* TASK DESCRIPTION *
Put every line of the records below into a Markdown table with the columns Row and Line, numbering each row and skipping blank lines. Leave the pictures out.

* DATA PROVIDED *

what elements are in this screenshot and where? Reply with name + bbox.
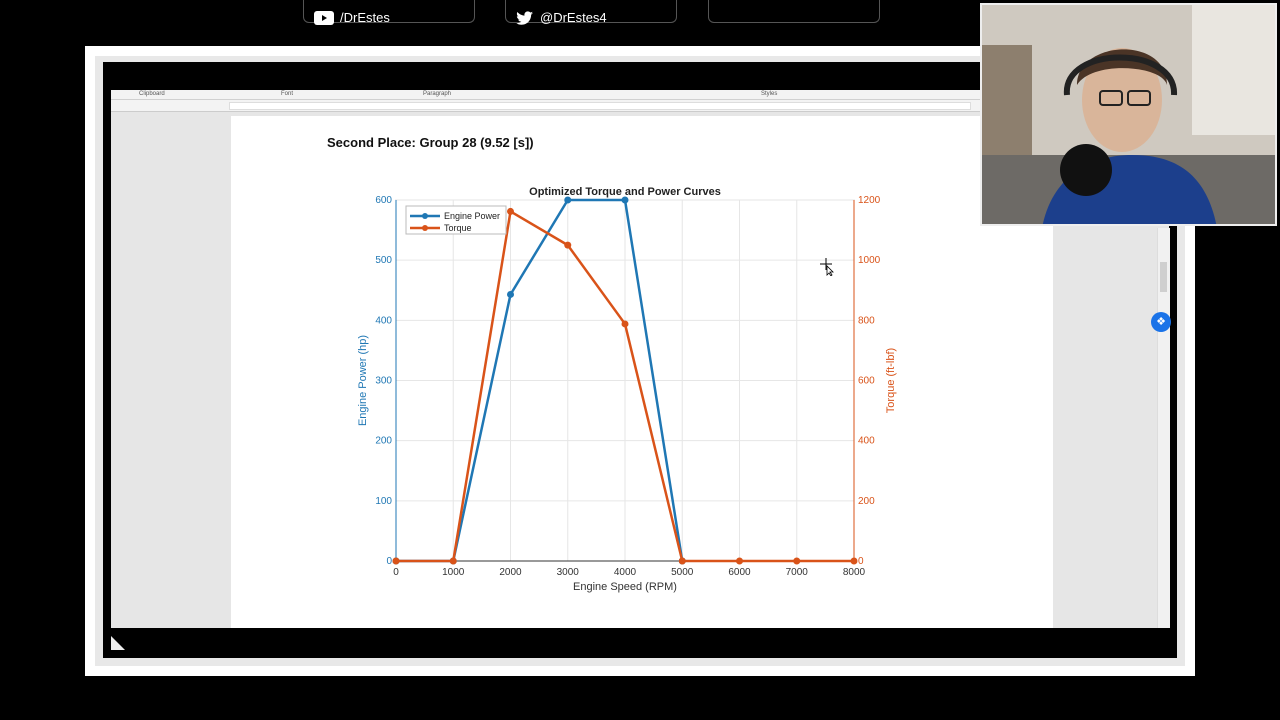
x-tick-label: 3000 bbox=[557, 567, 580, 578]
youtube-icon bbox=[314, 10, 334, 25]
youtube-handle-text: /DrEstes bbox=[340, 10, 390, 25]
horizontal-ruler[interactable] bbox=[111, 100, 981, 112]
y-tick-label: 300 bbox=[375, 376, 392, 387]
scrollbar-thumb[interactable] bbox=[1160, 262, 1167, 292]
y2-tick-label: 0 bbox=[858, 556, 864, 567]
data-point bbox=[507, 290, 514, 298]
x-tick-label: 5000 bbox=[671, 567, 694, 578]
twitter-icon bbox=[516, 10, 534, 25]
x-tick-label: 1000 bbox=[442, 567, 465, 578]
y2-tick-label: 200 bbox=[858, 496, 875, 507]
chart-legend: Engine Power Torque bbox=[405, 205, 507, 235]
data-point bbox=[793, 557, 801, 565]
data-point bbox=[507, 207, 514, 215]
y-tick-label: 500 bbox=[375, 255, 392, 266]
ribbon-group-labels: Clipboard Font Paragraph Styles bbox=[111, 90, 981, 100]
data-point bbox=[564, 241, 572, 249]
legend-swatch-marker bbox=[422, 225, 428, 231]
vertical-scrollbar[interactable] bbox=[1157, 228, 1170, 628]
x-tick-label: 7000 bbox=[786, 567, 809, 578]
data-point bbox=[392, 557, 400, 565]
y-tick-label: 400 bbox=[375, 315, 392, 326]
ribbon-group-paragraph[interactable]: Paragraph bbox=[423, 91, 451, 97]
legend-swatch-marker bbox=[422, 213, 428, 219]
window-corner-marker bbox=[111, 636, 125, 650]
x-tick-label: 0 bbox=[393, 567, 399, 578]
twitter-handle: @DrEstes4 bbox=[516, 10, 607, 25]
data-point bbox=[621, 320, 629, 328]
data-point bbox=[621, 196, 629, 204]
twitter-handle-text: @DrEstes4 bbox=[540, 10, 607, 25]
x-tick-label: 8000 bbox=[843, 567, 866, 578]
data-point bbox=[678, 557, 686, 565]
data-point bbox=[449, 557, 457, 565]
y2-tick-label: 800 bbox=[858, 315, 875, 326]
ribbon-group-font[interactable]: Font bbox=[281, 91, 293, 97]
x-tick-label: 6000 bbox=[728, 567, 751, 578]
document-heading: Second Place: Group 28 (9.52 [s]) bbox=[327, 135, 534, 150]
data-point bbox=[564, 196, 572, 204]
x-axis-label: Engine Speed (RPM) bbox=[573, 581, 677, 593]
legend-label: Engine Power bbox=[444, 211, 500, 221]
y-tick-label: 600 bbox=[375, 195, 392, 206]
webcam-overlay bbox=[980, 3, 1277, 226]
y2-axis-label: Torque (ft-lbf) bbox=[885, 348, 897, 413]
y2-tick-label: 400 bbox=[858, 436, 875, 447]
ribbon-group-styles[interactable]: Styles bbox=[761, 91, 777, 97]
torque-power-chart: 0 1000 2000 3000 4000 5000 6000 7000 80000100200… bbox=[357, 186, 897, 593]
chart-title: Optimized Torque and Power Curves bbox=[529, 186, 721, 198]
y-tick-label: 200 bbox=[375, 436, 392, 447]
y-tick-label: 100 bbox=[375, 496, 392, 507]
y-tick-label: 0 bbox=[386, 556, 392, 567]
header-decoration bbox=[708, 0, 880, 23]
legend-label: Torque bbox=[444, 223, 472, 233]
x-tick-label: 4000 bbox=[614, 567, 637, 578]
y2-tick-label: 1200 bbox=[858, 195, 881, 206]
y2-tick-label: 600 bbox=[858, 376, 875, 387]
webcam-image bbox=[982, 5, 1275, 224]
y2-tick-label: 1000 bbox=[858, 255, 881, 266]
data-point bbox=[736, 557, 743, 565]
data-point bbox=[850, 557, 858, 565]
y-axis-label: Engine Power (hp) bbox=[357, 335, 369, 426]
x-tick-label: 2000 bbox=[499, 567, 522, 578]
dropbox-icon[interactable]: ❖ bbox=[1151, 312, 1171, 332]
ruler-text-area bbox=[229, 102, 971, 110]
ribbon-group-clipboard[interactable]: Clipboard bbox=[139, 91, 165, 97]
mouse-cursor-icon bbox=[820, 258, 834, 276]
youtube-handle: /DrEstes bbox=[314, 10, 390, 25]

* RESULT FOR THIS EXERCISE *
| Row | Line |
|---|---|
| 1 | what elements are in this screenshot and where? Reply with name + bbox. |
| 2 | x-tick-label: 3000 bbox=[557, 567, 580, 578] |
| 3 | youtube-icon bbox=[314, 10, 334, 25] |
| 4 | youtube-handle-text: /DrEstes bbox=[340, 10, 390, 25] |
| 5 | horizontal-ruler[interactable] bbox=[111, 100, 981, 112] |
| 6 | y-tick-label: 300 bbox=[375, 376, 392, 387] |
| 7 | scrollbar-thumb[interactable] bbox=[1160, 262, 1167, 292] |
| 8 | y2-tick-label: 0 bbox=[858, 556, 864, 567] |
| 9 | data-point bbox=[507, 290, 514, 298] |
| 10 | x-tick-label: 5000 bbox=[671, 567, 694, 578] |
| 11 | twitter-icon bbox=[516, 10, 534, 25] |
| 12 | x-tick-label: 1000 bbox=[442, 567, 465, 578] |
| 13 | y2-tick-label: 200 bbox=[858, 496, 875, 507] |
| 14 | chart-legend: Engine Power Torque bbox=[405, 205, 507, 235] |
| 15 | data-point bbox=[793, 557, 801, 565] |
| 16 | data-point bbox=[507, 207, 514, 215] |
| 17 | y-tick-label: 500 bbox=[375, 255, 392, 266] |
| 18 | ribbon-group-labels: Clipboard Font Paragraph Styles bbox=[111, 90, 981, 100] |
| 19 | data-point bbox=[564, 241, 572, 249] |
| 20 | legend-swatch-marker bbox=[422, 225, 428, 231] |
| 21 | vertical-scrollbar[interactable] bbox=[1157, 228, 1170, 628] |
| 22 | x-tick-label: 7000 bbox=[786, 567, 809, 578] |
| 23 | data-point bbox=[392, 557, 400, 565] |
| 24 | y-tick-label: 400 bbox=[375, 315, 392, 326] |
| 25 | ribbon-group-paragraph[interactable]: Paragraph bbox=[423, 91, 451, 97] |
| 26 | legend-swatch-marker bbox=[422, 213, 428, 219] |
| 27 | window-corner-marker bbox=[111, 636, 125, 650] |
| 28 | x-tick-label: 0 bbox=[393, 567, 399, 578] |
| 29 | twitter-handle: @DrEstes4 bbox=[516, 10, 607, 25] |
| 30 | data-point bbox=[621, 320, 629, 328] |
| 31 | data-point bbox=[621, 196, 629, 204] |
| 32 | twitter-handle-text: @DrEstes4 bbox=[540, 10, 607, 25] |
| 33 | x-tick-label: 8000 bbox=[843, 567, 866, 578] |
| 34 | data-point bbox=[678, 557, 686, 565] |
| 35 | data-point bbox=[449, 557, 457, 565] |
| 36 | y2-tick-label: 800 bbox=[858, 315, 875, 326] |
| 37 | ribbon-group-font[interactable]: Font bbox=[281, 91, 293, 97] |
| 38 | x-tick-label: 6000 bbox=[728, 567, 751, 578] |
| 39 | document-heading: Second Place: Group 28 (9.52 [s]) bbox=[327, 135, 534, 150] |
| 40 | data-point bbox=[564, 196, 572, 204] |
| 41 | x-axis-label: Engine Speed (RPM) bbox=[573, 581, 677, 593] |
| 42 | legend-label: Engine Power bbox=[444, 211, 500, 221] |
| 43 | y-tick-label: 600 bbox=[375, 195, 392, 206] |
| 44 | webcam-overlay bbox=[980, 3, 1277, 226] |
| 45 | y2-axis-label: Torque (ft-lbf) bbox=[885, 348, 897, 413] |
| 46 | y2-tick-label: 400 bbox=[858, 436, 875, 447] |
| 47 | ribbon-group-styles[interactable]: Styles bbox=[761, 91, 777, 97] |
| 48 | torque-power-chart: 0 1000 2000 3000 4000 5000 6000 7000 80000100200… bbox=[357, 186, 897, 593] |
| 49 | chart-title: Optimized Torque and Power Curves bbox=[529, 186, 721, 198] |
| 50 | y-tick-label: 200 bbox=[375, 436, 392, 447] |
| 51 | y-tick-label: 100 bbox=[375, 496, 392, 507] |
| 52 | y-tick-label: 0 bbox=[386, 556, 392, 567] |
| 53 | header-decoration bbox=[708, 0, 880, 23] |
| 54 | legend-label: Torque bbox=[444, 223, 472, 233] |
| 55 | x-tick-label: 4000 bbox=[614, 567, 637, 578] |
| 56 | y2-tick-label: 1200 bbox=[858, 195, 881, 206] |
| 57 | y2-tick-label: 600 bbox=[858, 376, 875, 387] |
| 58 | webcam-image bbox=[982, 5, 1275, 224] |
| 59 | y2-tick-label: 1000 bbox=[858, 255, 881, 266] |
| 60 | data-point bbox=[736, 557, 743, 565] |
| 61 | data-point bbox=[850, 557, 858, 565] |
| 62 | y-axis-label: Engine Power (hp) bbox=[357, 335, 369, 426] |
| 63 | x-tick-label: 2000 bbox=[499, 567, 522, 578] |
| 64 | dropbox-icon[interactable]: ❖ bbox=[1151, 312, 1171, 332] |
| 65 | ruler-text-area bbox=[229, 102, 971, 110] |
| 66 | ribbon-group-clipboard[interactable]: Clipboard bbox=[139, 91, 165, 97] |
| 67 | mouse-cursor-icon bbox=[820, 258, 834, 276] |
| 68 | youtube-handle: /DrEstes bbox=[314, 10, 390, 25] |